Every line below that mentions the word "name" should be copied out.

* Begin *

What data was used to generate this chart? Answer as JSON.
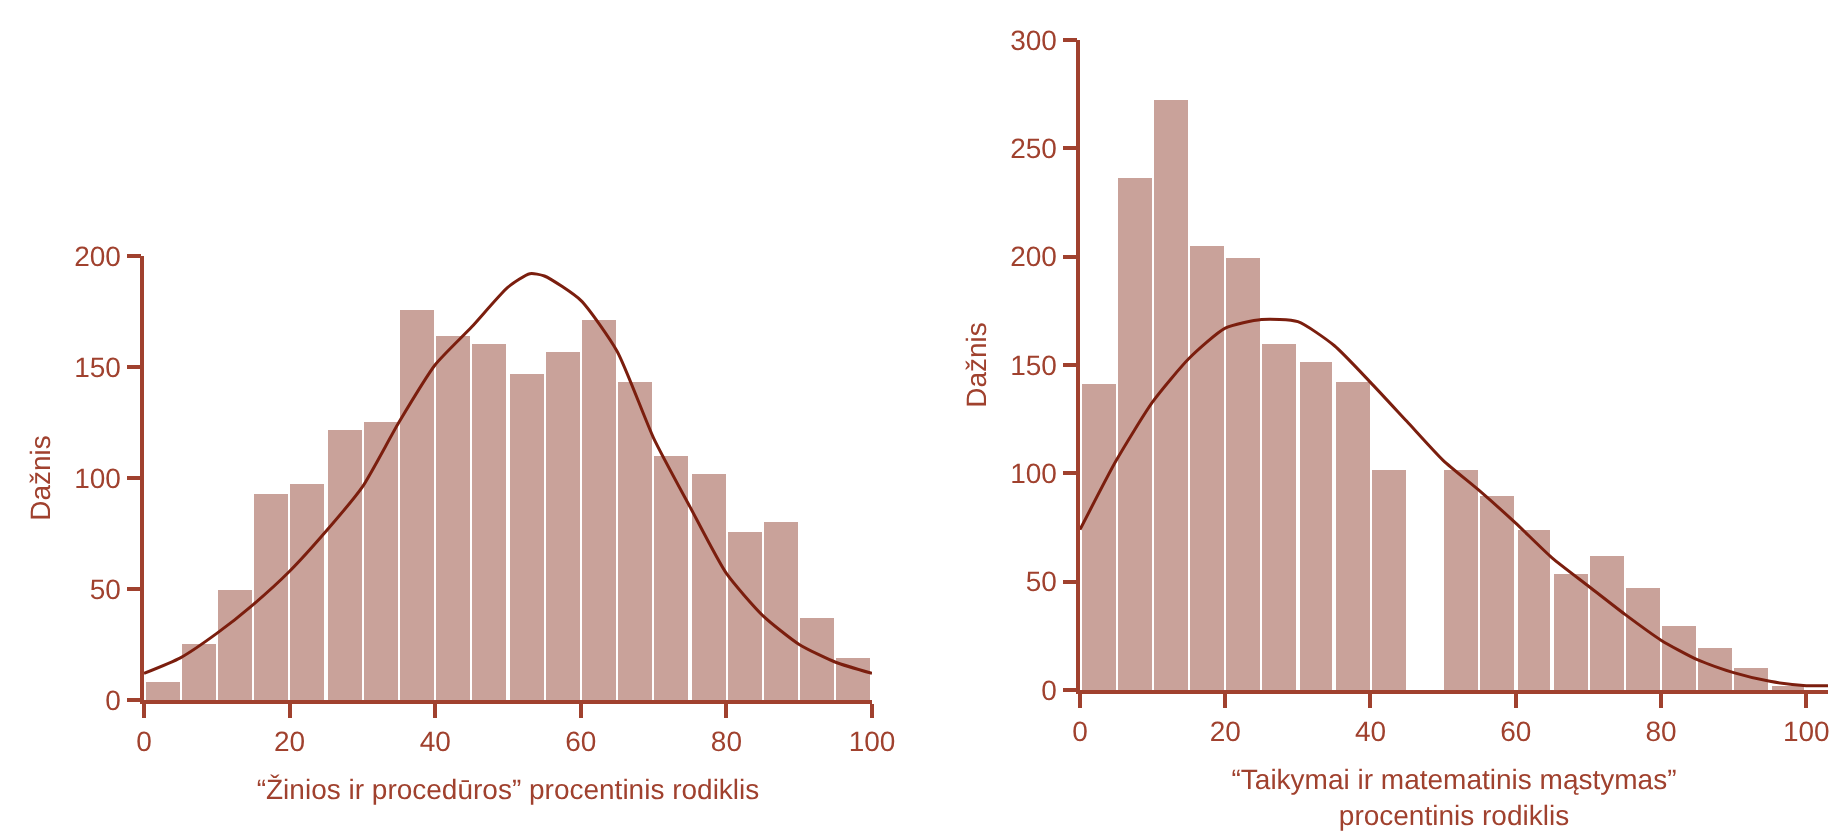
{
  "chart_data": [
    {
      "type": "histogram",
      "xlabel": "“Žinios ir procedūros” procentinis rodiklis",
      "ylabel": "Dažnis",
      "color": "#c9a29a",
      "bins": [
        0,
        5,
        10,
        15,
        20,
        25,
        30,
        35,
        40,
        45,
        50,
        55,
        60,
        65,
        70,
        75,
        80,
        85,
        90,
        95,
        100
      ],
      "values": [
        8,
        25,
        50,
        93,
        97,
        122,
        125,
        176,
        164,
        160,
        147,
        157,
        171,
        143,
        110,
        102,
        76,
        80,
        37,
        19
      ],
      "xlim": [
        0,
        100
      ],
      "xticks": [
        0,
        20,
        40,
        60,
        80,
        100
      ],
      "ylim": [
        0,
        200
      ],
      "yticks": [
        0,
        50,
        100,
        150,
        200
      ],
      "series": [
        {
          "type": "line",
          "color": "#7b1e0e",
          "x": [
            0,
            5,
            10,
            15,
            20,
            25,
            30,
            35,
            40,
            45,
            50,
            53,
            55,
            60,
            65,
            70,
            75,
            80,
            85,
            90,
            95,
            100
          ],
          "values": [
            12,
            19,
            30,
            43,
            58,
            76,
            96,
            125,
            151,
            168,
            186,
            192,
            191,
            180,
            157,
            118,
            87,
            57,
            38,
            25,
            17,
            12
          ]
        }
      ]
    },
    {
      "type": "histogram",
      "xlabel": "“Taikymai ir matematinis mąstymas” procentinis rodiklis",
      "ylabel": "Dažnis",
      "color": "#c9a29a",
      "bins": [
        0,
        5,
        10,
        15,
        20,
        25,
        30,
        35,
        40,
        45,
        50,
        55,
        60,
        65,
        70,
        75,
        80,
        85,
        90,
        95,
        100
      ],
      "values": [
        141,
        236,
        272,
        205,
        199,
        160,
        151,
        142,
        102,
        0,
        102,
        90,
        74,
        54,
        62,
        47,
        30,
        19,
        10,
        2
      ],
      "xlim": [
        0,
        103
      ],
      "xticks": [
        0,
        20,
        40,
        60,
        80,
        100
      ],
      "ylim": [
        0,
        300
      ],
      "yticks": [
        0,
        50,
        100,
        150,
        200,
        250,
        300
      ],
      "series": [
        {
          "type": "line",
          "color": "#7b1e0e",
          "x": [
            0,
            5,
            10,
            15,
            20,
            25,
            30,
            35,
            40,
            45,
            50,
            55,
            60,
            65,
            70,
            75,
            80,
            85,
            90,
            95,
            100,
            103
          ],
          "values": [
            74,
            106,
            133,
            153,
            167,
            171,
            170,
            159,
            142,
            124,
            106,
            92,
            77,
            61,
            48,
            35,
            23,
            14,
            8,
            4,
            2,
            2
          ]
        }
      ]
    }
  ]
}
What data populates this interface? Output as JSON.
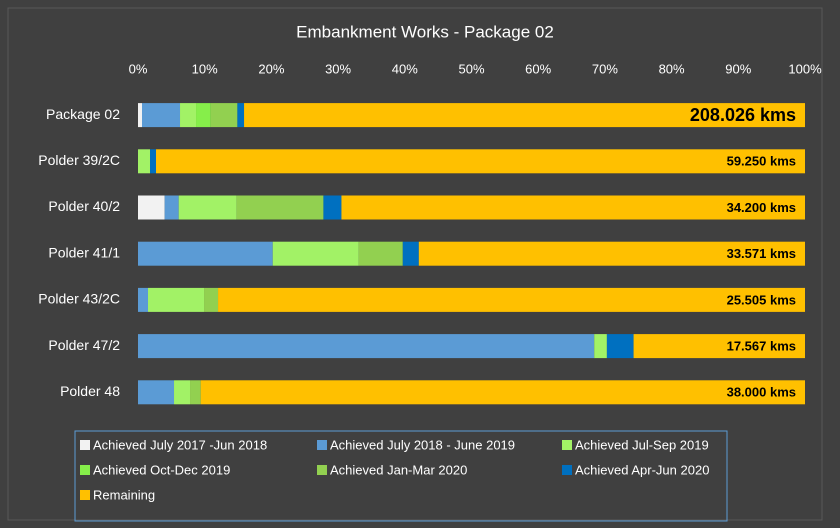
{
  "chart_data": {
    "type": "bar",
    "orientation": "horizontal",
    "stacked": true,
    "title": "Embankment Works - Package 02",
    "categories": [
      "Package 02",
      "Polder 39/2C",
      "Polder 40/2",
      "Polder 41/1",
      "Polder 43/2C",
      "Polder 47/2",
      "Polder 48"
    ],
    "totals": [
      "208.026 kms",
      "59.250 kms",
      "34.200 kms",
      "33.571 kms",
      "25.505 kms",
      "17.567 kms",
      "38.000 kms"
    ],
    "xlim": [
      0,
      100
    ],
    "xticks": [
      {
        "value": 0,
        "label": "0%"
      },
      {
        "value": 10,
        "label": "10%"
      },
      {
        "value": 20,
        "label": "20%"
      },
      {
        "value": 30,
        "label": "30%"
      },
      {
        "value": 40,
        "label": "40%"
      },
      {
        "value": 50,
        "label": "50%"
      },
      {
        "value": 60,
        "label": "60%"
      },
      {
        "value": 70,
        "label": "70%"
      },
      {
        "value": 80,
        "label": "80%"
      },
      {
        "value": 90,
        "label": "90%"
      },
      {
        "value": 100,
        "label": "100%"
      }
    ],
    "grid": false,
    "legend": "bottom",
    "series": [
      {
        "name": "Achieved July 2017 -Jun 2018",
        "color": "#f2f2f2",
        "values": [
          0.6,
          0,
          4.0,
          0,
          0,
          0,
          0
        ]
      },
      {
        "name": "Achieved  July 2018 - June 2019",
        "color": "#5b9bd5",
        "values": [
          5.7,
          0,
          2.1,
          20.2,
          1.5,
          68.4,
          5.4
        ]
      },
      {
        "name": "Achieved  Jul-Sep 2019",
        "color": "#a2f266",
        "values": [
          2.4,
          1.8,
          8.7,
          12.9,
          8.4,
          1.9,
          2.4
        ]
      },
      {
        "name": "Achieved  Oct-Dec 2019",
        "color": "#86ee4a",
        "values": [
          2.2,
          0,
          0,
          0,
          0,
          0,
          0
        ]
      },
      {
        "name": "Achieved  Jan-Mar 2020",
        "color": "#92d050",
        "values": [
          4.0,
          0,
          13.0,
          6.6,
          2.1,
          0,
          1.6
        ]
      },
      {
        "name": "Achieved  Apr-Jun 2020",
        "color": "#0070c0",
        "values": [
          1.0,
          0.9,
          2.7,
          2.4,
          0,
          4.0,
          0
        ]
      },
      {
        "name": "Remaining",
        "color": "#ffc000",
        "values": [
          84.1,
          97.3,
          69.5,
          57.9,
          88.0,
          25.7,
          90.6
        ]
      }
    ]
  }
}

* End *

• Completed exercise:
        "name": "Achieved July 2017 -Jun 2018",
        "name": "Achieved  July 2018 - June 2019",
        "name": "Achieved  Jul-Sep 2019",
        "name": "Achieved  Oct-Dec 2019",
        "name": "Achieved  Jan-Mar 2020",
        "name": "Achieved  Apr-Jun 2020",
        "name": "Remaining",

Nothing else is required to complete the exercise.